## INSTRUCTION
Will you write out all the entries below exactly?

[Items from a figure collection]

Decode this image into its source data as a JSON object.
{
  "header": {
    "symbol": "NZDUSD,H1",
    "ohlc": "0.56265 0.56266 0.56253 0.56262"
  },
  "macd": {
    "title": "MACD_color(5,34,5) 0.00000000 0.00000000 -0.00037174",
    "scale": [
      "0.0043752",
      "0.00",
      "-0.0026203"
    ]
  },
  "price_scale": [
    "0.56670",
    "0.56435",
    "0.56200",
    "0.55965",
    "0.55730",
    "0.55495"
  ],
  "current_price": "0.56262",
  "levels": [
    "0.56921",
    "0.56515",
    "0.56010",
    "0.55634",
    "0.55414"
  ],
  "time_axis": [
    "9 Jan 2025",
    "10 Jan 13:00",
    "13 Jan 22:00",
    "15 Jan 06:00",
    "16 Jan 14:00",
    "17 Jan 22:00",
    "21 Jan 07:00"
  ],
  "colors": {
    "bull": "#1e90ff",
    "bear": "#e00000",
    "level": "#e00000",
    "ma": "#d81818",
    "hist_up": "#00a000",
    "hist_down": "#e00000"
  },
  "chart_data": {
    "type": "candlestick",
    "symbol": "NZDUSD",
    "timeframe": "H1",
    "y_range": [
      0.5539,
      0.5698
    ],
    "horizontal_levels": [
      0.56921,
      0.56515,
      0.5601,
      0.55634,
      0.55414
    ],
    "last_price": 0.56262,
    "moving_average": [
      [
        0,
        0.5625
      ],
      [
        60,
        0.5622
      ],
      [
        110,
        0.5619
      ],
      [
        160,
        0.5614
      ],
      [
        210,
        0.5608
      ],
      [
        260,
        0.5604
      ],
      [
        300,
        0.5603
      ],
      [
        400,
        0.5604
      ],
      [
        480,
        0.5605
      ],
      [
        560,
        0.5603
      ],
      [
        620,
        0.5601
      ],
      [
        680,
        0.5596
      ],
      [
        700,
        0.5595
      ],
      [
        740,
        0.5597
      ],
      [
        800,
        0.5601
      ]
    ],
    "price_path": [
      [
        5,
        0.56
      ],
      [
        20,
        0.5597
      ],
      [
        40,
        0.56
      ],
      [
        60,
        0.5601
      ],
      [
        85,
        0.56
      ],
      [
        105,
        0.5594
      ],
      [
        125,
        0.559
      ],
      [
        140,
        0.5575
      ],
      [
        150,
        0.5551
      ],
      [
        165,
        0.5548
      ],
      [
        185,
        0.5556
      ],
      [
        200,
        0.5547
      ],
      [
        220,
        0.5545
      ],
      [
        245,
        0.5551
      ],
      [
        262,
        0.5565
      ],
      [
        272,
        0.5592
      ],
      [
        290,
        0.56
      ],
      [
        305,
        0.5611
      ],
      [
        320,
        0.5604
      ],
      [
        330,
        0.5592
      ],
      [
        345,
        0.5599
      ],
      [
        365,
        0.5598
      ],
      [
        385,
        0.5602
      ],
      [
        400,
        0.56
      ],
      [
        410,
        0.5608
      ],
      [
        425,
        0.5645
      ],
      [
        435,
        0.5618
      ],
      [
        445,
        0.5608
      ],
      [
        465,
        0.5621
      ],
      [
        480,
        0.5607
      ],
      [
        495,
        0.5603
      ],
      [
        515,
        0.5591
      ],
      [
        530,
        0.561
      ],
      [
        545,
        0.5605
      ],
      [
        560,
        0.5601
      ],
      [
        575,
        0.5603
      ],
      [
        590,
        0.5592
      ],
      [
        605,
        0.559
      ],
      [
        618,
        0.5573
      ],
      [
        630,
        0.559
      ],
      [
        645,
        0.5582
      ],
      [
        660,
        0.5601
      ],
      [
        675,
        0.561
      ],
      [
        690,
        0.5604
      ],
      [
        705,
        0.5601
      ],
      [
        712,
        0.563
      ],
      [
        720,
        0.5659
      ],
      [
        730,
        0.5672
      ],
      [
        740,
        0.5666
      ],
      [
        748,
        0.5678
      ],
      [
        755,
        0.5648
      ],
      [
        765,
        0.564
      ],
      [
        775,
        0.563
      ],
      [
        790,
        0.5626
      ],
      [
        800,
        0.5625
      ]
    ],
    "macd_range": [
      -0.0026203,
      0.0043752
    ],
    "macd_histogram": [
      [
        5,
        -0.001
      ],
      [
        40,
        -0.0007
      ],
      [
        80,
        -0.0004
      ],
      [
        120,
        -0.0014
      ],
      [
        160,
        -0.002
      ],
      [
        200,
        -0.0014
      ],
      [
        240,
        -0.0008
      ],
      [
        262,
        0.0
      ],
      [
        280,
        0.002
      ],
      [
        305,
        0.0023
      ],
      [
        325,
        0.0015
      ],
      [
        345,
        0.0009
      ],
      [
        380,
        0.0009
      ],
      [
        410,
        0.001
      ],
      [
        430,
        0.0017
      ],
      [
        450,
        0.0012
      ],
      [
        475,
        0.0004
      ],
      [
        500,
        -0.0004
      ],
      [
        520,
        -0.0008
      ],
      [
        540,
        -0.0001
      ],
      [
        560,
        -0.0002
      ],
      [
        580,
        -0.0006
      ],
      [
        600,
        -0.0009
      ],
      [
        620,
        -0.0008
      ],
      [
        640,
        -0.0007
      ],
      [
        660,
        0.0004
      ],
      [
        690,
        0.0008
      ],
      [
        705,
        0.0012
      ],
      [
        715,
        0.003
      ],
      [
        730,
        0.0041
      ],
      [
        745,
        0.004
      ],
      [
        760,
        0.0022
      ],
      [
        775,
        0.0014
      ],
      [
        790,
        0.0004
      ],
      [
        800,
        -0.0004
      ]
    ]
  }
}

## EXPECTED ANSWER
Decode this image into its source data as a JSON object.
{
  "header": {
    "symbol": "NZDUSD,H1",
    "ohlc": "0.56265 0.56266 0.56253 0.56262"
  },
  "macd": {
    "title": "MACD_color(5,34,5) 0.00000000 0.00000000 -0.00037174",
    "scale": [
      "0.0043752",
      "0.00",
      "-0.0026203"
    ]
  },
  "price_scale": [
    "0.56670",
    "0.56435",
    "0.56200",
    "0.55965",
    "0.55730",
    "0.55495"
  ],
  "current_price": "0.56262",
  "levels": [
    "0.56921",
    "0.56515",
    "0.56010",
    "0.55634",
    "0.55414"
  ],
  "time_axis": [
    "9 Jan 2025",
    "10 Jan 13:00",
    "13 Jan 22:00",
    "15 Jan 06:00",
    "16 Jan 14:00",
    "17 Jan 22:00",
    "21 Jan 07:00"
  ],
  "colors": {
    "bull": "#1e90ff",
    "bear": "#e00000",
    "level": "#e00000",
    "ma": "#d81818",
    "hist_up": "#00a000",
    "hist_down": "#e00000"
  },
  "chart_data": {
    "type": "candlestick",
    "symbol": "NZDUSD",
    "timeframe": "H1",
    "y_range": [
      0.5539,
      0.5698
    ],
    "horizontal_levels": [
      0.56921,
      0.56515,
      0.5601,
      0.55634,
      0.55414
    ],
    "last_price": 0.56262,
    "moving_average": [
      [
        0,
        0.5625
      ],
      [
        60,
        0.5622
      ],
      [
        110,
        0.5619
      ],
      [
        160,
        0.5614
      ],
      [
        210,
        0.5608
      ],
      [
        260,
        0.5604
      ],
      [
        300,
        0.5603
      ],
      [
        400,
        0.5604
      ],
      [
        480,
        0.5605
      ],
      [
        560,
        0.5603
      ],
      [
        620,
        0.5601
      ],
      [
        680,
        0.5596
      ],
      [
        700,
        0.5595
      ],
      [
        740,
        0.5597
      ],
      [
        800,
        0.5601
      ]
    ],
    "price_path": [
      [
        5,
        0.56
      ],
      [
        20,
        0.5597
      ],
      [
        40,
        0.56
      ],
      [
        60,
        0.5601
      ],
      [
        85,
        0.56
      ],
      [
        105,
        0.5594
      ],
      [
        125,
        0.559
      ],
      [
        140,
        0.5575
      ],
      [
        150,
        0.5551
      ],
      [
        165,
        0.5548
      ],
      [
        185,
        0.5556
      ],
      [
        200,
        0.5547
      ],
      [
        220,
        0.5545
      ],
      [
        245,
        0.5551
      ],
      [
        262,
        0.5565
      ],
      [
        272,
        0.5592
      ],
      [
        290,
        0.56
      ],
      [
        305,
        0.5611
      ],
      [
        320,
        0.5604
      ],
      [
        330,
        0.5592
      ],
      [
        345,
        0.5599
      ],
      [
        365,
        0.5598
      ],
      [
        385,
        0.5602
      ],
      [
        400,
        0.56
      ],
      [
        410,
        0.5608
      ],
      [
        425,
        0.5645
      ],
      [
        435,
        0.5618
      ],
      [
        445,
        0.5608
      ],
      [
        465,
        0.5621
      ],
      [
        480,
        0.5607
      ],
      [
        495,
        0.5603
      ],
      [
        515,
        0.5591
      ],
      [
        530,
        0.561
      ],
      [
        545,
        0.5605
      ],
      [
        560,
        0.5601
      ],
      [
        575,
        0.5603
      ],
      [
        590,
        0.5592
      ],
      [
        605,
        0.559
      ],
      [
        618,
        0.5573
      ],
      [
        630,
        0.559
      ],
      [
        645,
        0.5582
      ],
      [
        660,
        0.5601
      ],
      [
        675,
        0.561
      ],
      [
        690,
        0.5604
      ],
      [
        705,
        0.5601
      ],
      [
        712,
        0.563
      ],
      [
        720,
        0.5659
      ],
      [
        730,
        0.5672
      ],
      [
        740,
        0.5666
      ],
      [
        748,
        0.5678
      ],
      [
        755,
        0.5648
      ],
      [
        765,
        0.564
      ],
      [
        775,
        0.563
      ],
      [
        790,
        0.5626
      ],
      [
        800,
        0.5625
      ]
    ],
    "macd_range": [
      -0.0026203,
      0.0043752
    ],
    "macd_histogram": [
      [
        5,
        -0.001
      ],
      [
        40,
        -0.0007
      ],
      [
        80,
        -0.0004
      ],
      [
        120,
        -0.0014
      ],
      [
        160,
        -0.002
      ],
      [
        200,
        -0.0014
      ],
      [
        240,
        -0.0008
      ],
      [
        262,
        0.0
      ],
      [
        280,
        0.002
      ],
      [
        305,
        0.0023
      ],
      [
        325,
        0.0015
      ],
      [
        345,
        0.0009
      ],
      [
        380,
        0.0009
      ],
      [
        410,
        0.001
      ],
      [
        430,
        0.0017
      ],
      [
        450,
        0.0012
      ],
      [
        475,
        0.0004
      ],
      [
        500,
        -0.0004
      ],
      [
        520,
        -0.0008
      ],
      [
        540,
        -0.0001
      ],
      [
        560,
        -0.0002
      ],
      [
        580,
        -0.0006
      ],
      [
        600,
        -0.0009
      ],
      [
        620,
        -0.0008
      ],
      [
        640,
        -0.0007
      ],
      [
        660,
        0.0004
      ],
      [
        690,
        0.0008
      ],
      [
        705,
        0.0012
      ],
      [
        715,
        0.003
      ],
      [
        730,
        0.0041
      ],
      [
        745,
        0.004
      ],
      [
        760,
        0.0022
      ],
      [
        775,
        0.0014
      ],
      [
        790,
        0.0004
      ],
      [
        800,
        -0.0004
      ]
    ]
  }
}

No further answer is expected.